To do » Your copy of the material below should match it exactly, except that it holds no pictures.

Records from a dataset »
----

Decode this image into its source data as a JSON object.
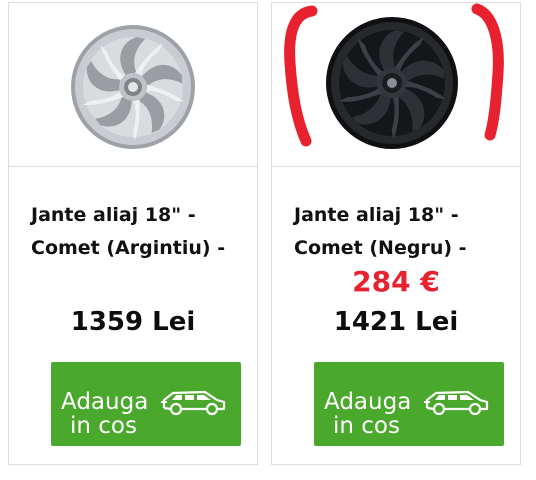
{
  "products": [
    {
      "title_line1": "Jante aliaj 18\" -",
      "title_line2": "Comet (Argintiu) -",
      "price": "1359 Lei",
      "button_line1": "Adauga",
      "button_line2": "in cos",
      "wheel_color": "#b9bcc0",
      "icon": "car-icon"
    },
    {
      "title_line1": "Jante aliaj 18\" -",
      "title_line2": "Comet (Negru) -",
      "annotation_price": "284 €",
      "price": "1421 Lei",
      "button_line1": "Adauga",
      "button_line2": "in cos",
      "wheel_color": "#1c1d20",
      "icon": "car-icon"
    }
  ],
  "colors": {
    "button_green": "#4aa82c",
    "annotation_red": "#e8212f",
    "border": "#dddddd"
  }
}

----

Written answer »
Decode this image into its source data as a JSON object.
{
  "products": [
    {
      "title_line1": "Jante aliaj 18\" -",
      "title_line2": "Comet (Argintiu) -",
      "price": "1359 Lei",
      "button_line1": "Adauga",
      "button_line2": "in cos",
      "wheel_color": "#b9bcc0",
      "icon": "car-icon"
    },
    {
      "title_line1": "Jante aliaj 18\" -",
      "title_line2": "Comet (Negru) -",
      "annotation_price": "284 €",
      "price": "1421 Lei",
      "button_line1": "Adauga",
      "button_line2": "in cos",
      "wheel_color": "#1c1d20",
      "icon": "car-icon"
    }
  ],
  "colors": {
    "button_green": "#4aa82c",
    "annotation_red": "#e8212f",
    "border": "#dddddd"
  }
}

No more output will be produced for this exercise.